• _Records provided_
____

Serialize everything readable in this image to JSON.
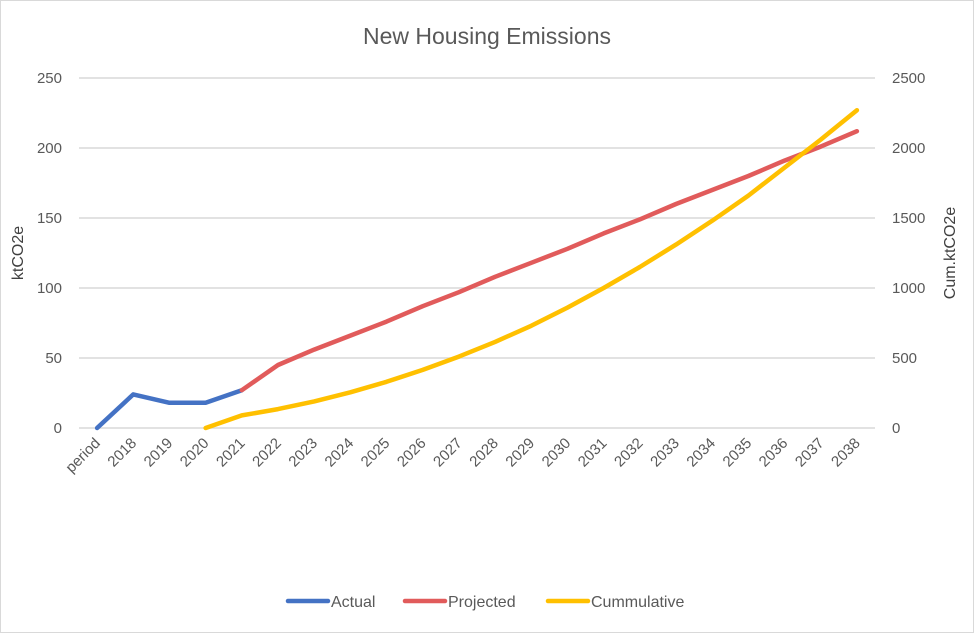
{
  "chart_data": {
    "type": "line",
    "title": "New Housing Emissions",
    "xlabel": "",
    "ylabel": "ktCO2e",
    "y2label": "Cum.ktCO2e",
    "categories": [
      "period",
      "2018",
      "2019",
      "2020",
      "2021",
      "2022",
      "2023",
      "2024",
      "2025",
      "2026",
      "2027",
      "2028",
      "2029",
      "2030",
      "2031",
      "2032",
      "2033",
      "2034",
      "2035",
      "2036",
      "2037",
      "2038"
    ],
    "ylim": [
      0,
      250
    ],
    "y2lim": [
      0,
      2500
    ],
    "yticks": [
      "0",
      "50",
      "100",
      "150",
      "200",
      "250"
    ],
    "y2ticks": [
      "0",
      "500",
      "1000",
      "1500",
      "2000",
      "2500"
    ],
    "grid": true,
    "legend_position": "bottom",
    "series": [
      {
        "name": "Actual",
        "axis": "left",
        "color": "#4472C4",
        "values": [
          0,
          24,
          18,
          18,
          27,
          null,
          null,
          null,
          null,
          null,
          null,
          null,
          null,
          null,
          null,
          null,
          null,
          null,
          null,
          null,
          null,
          null
        ]
      },
      {
        "name": "Projected",
        "axis": "left",
        "color": "#E15B5B",
        "values": [
          null,
          null,
          null,
          null,
          27,
          45,
          56,
          66,
          76,
          87,
          97,
          108,
          118,
          128,
          139,
          149,
          160,
          170,
          180,
          191,
          201,
          212
        ]
      },
      {
        "name": "Cummulative",
        "axis": "right",
        "color": "#FFC000",
        "values": [
          null,
          null,
          null,
          0,
          90,
          135,
          190,
          255,
          330,
          415,
          510,
          615,
          730,
          860,
          1000,
          1150,
          1310,
          1480,
          1660,
          1860,
          2060,
          2270
        ]
      }
    ]
  }
}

____

• _What you have to do_
Copy every record character for character. Skip the pictures.

• _Solved exercise_
Serialize everything readable in this image to JSON.
{
  "chart_data": {
    "type": "line",
    "title": "New Housing Emissions",
    "xlabel": "",
    "ylabel": "ktCO2e",
    "y2label": "Cum.ktCO2e",
    "categories": [
      "period",
      "2018",
      "2019",
      "2020",
      "2021",
      "2022",
      "2023",
      "2024",
      "2025",
      "2026",
      "2027",
      "2028",
      "2029",
      "2030",
      "2031",
      "2032",
      "2033",
      "2034",
      "2035",
      "2036",
      "2037",
      "2038"
    ],
    "ylim": [
      0,
      250
    ],
    "y2lim": [
      0,
      2500
    ],
    "yticks": [
      "0",
      "50",
      "100",
      "150",
      "200",
      "250"
    ],
    "y2ticks": [
      "0",
      "500",
      "1000",
      "1500",
      "2000",
      "2500"
    ],
    "grid": true,
    "legend_position": "bottom",
    "series": [
      {
        "name": "Actual",
        "axis": "left",
        "color": "#4472C4",
        "values": [
          0,
          24,
          18,
          18,
          27,
          null,
          null,
          null,
          null,
          null,
          null,
          null,
          null,
          null,
          null,
          null,
          null,
          null,
          null,
          null,
          null,
          null
        ]
      },
      {
        "name": "Projected",
        "axis": "left",
        "color": "#E15B5B",
        "values": [
          null,
          null,
          null,
          null,
          27,
          45,
          56,
          66,
          76,
          87,
          97,
          108,
          118,
          128,
          139,
          149,
          160,
          170,
          180,
          191,
          201,
          212
        ]
      },
      {
        "name": "Cummulative",
        "axis": "right",
        "color": "#FFC000",
        "values": [
          null,
          null,
          null,
          0,
          90,
          135,
          190,
          255,
          330,
          415,
          510,
          615,
          730,
          860,
          1000,
          1150,
          1310,
          1480,
          1660,
          1860,
          2060,
          2270
        ]
      }
    ]
  }
}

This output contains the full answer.